» **WORK INSTRUCTIONS**: Restate, word for word, all of the material shown below.

» **ENTRIES SHOWN**:

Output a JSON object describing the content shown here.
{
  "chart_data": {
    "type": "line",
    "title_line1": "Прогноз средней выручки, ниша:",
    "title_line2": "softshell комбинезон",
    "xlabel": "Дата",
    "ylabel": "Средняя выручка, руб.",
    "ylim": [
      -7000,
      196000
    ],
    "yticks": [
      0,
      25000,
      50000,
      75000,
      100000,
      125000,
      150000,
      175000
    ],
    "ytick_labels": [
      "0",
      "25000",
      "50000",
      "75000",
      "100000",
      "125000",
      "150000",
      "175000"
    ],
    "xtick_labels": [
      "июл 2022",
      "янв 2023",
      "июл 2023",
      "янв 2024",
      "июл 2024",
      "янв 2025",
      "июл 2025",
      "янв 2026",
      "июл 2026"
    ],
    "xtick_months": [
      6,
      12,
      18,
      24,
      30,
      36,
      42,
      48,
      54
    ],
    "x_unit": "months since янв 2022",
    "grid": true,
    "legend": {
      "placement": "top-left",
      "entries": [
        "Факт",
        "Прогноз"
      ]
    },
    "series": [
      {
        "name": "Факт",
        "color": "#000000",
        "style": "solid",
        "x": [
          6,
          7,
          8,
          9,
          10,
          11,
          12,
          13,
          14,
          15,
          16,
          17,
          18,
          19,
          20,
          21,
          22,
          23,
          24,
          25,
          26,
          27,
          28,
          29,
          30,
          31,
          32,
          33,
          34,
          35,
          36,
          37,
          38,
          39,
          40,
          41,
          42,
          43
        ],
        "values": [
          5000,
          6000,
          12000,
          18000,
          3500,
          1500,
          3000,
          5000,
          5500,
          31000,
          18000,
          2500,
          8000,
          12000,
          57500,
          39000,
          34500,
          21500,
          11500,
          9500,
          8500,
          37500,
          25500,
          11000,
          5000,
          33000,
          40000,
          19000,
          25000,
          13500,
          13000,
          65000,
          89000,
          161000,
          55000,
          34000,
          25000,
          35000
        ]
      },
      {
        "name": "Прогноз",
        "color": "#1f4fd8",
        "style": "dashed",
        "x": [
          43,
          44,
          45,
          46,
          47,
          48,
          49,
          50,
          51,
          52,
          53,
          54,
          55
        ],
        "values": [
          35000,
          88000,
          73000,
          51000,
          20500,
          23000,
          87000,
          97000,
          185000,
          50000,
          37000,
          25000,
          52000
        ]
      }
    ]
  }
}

» **TASK RESPONSE**:
Output a JSON object describing the content shown here.
{
  "chart_data": {
    "type": "line",
    "title_line1": "Прогноз средней выручки, ниша:",
    "title_line2": "softshell комбинезон",
    "xlabel": "Дата",
    "ylabel": "Средняя выручка, руб.",
    "ylim": [
      -7000,
      196000
    ],
    "yticks": [
      0,
      25000,
      50000,
      75000,
      100000,
      125000,
      150000,
      175000
    ],
    "ytick_labels": [
      "0",
      "25000",
      "50000",
      "75000",
      "100000",
      "125000",
      "150000",
      "175000"
    ],
    "xtick_labels": [
      "июл 2022",
      "янв 2023",
      "июл 2023",
      "янв 2024",
      "июл 2024",
      "янв 2025",
      "июл 2025",
      "янв 2026",
      "июл 2026"
    ],
    "xtick_months": [
      6,
      12,
      18,
      24,
      30,
      36,
      42,
      48,
      54
    ],
    "x_unit": "months since янв 2022",
    "grid": true,
    "legend": {
      "placement": "top-left",
      "entries": [
        "Факт",
        "Прогноз"
      ]
    },
    "series": [
      {
        "name": "Факт",
        "color": "#000000",
        "style": "solid",
        "x": [
          6,
          7,
          8,
          9,
          10,
          11,
          12,
          13,
          14,
          15,
          16,
          17,
          18,
          19,
          20,
          21,
          22,
          23,
          24,
          25,
          26,
          27,
          28,
          29,
          30,
          31,
          32,
          33,
          34,
          35,
          36,
          37,
          38,
          39,
          40,
          41,
          42,
          43
        ],
        "values": [
          5000,
          6000,
          12000,
          18000,
          3500,
          1500,
          3000,
          5000,
          5500,
          31000,
          18000,
          2500,
          8000,
          12000,
          57500,
          39000,
          34500,
          21500,
          11500,
          9500,
          8500,
          37500,
          25500,
          11000,
          5000,
          33000,
          40000,
          19000,
          25000,
          13500,
          13000,
          65000,
          89000,
          161000,
          55000,
          34000,
          25000,
          35000
        ]
      },
      {
        "name": "Прогноз",
        "color": "#1f4fd8",
        "style": "dashed",
        "x": [
          43,
          44,
          45,
          46,
          47,
          48,
          49,
          50,
          51,
          52,
          53,
          54,
          55
        ],
        "values": [
          35000,
          88000,
          73000,
          51000,
          20500,
          23000,
          87000,
          97000,
          185000,
          50000,
          37000,
          25000,
          52000
        ]
      }
    ]
  }
}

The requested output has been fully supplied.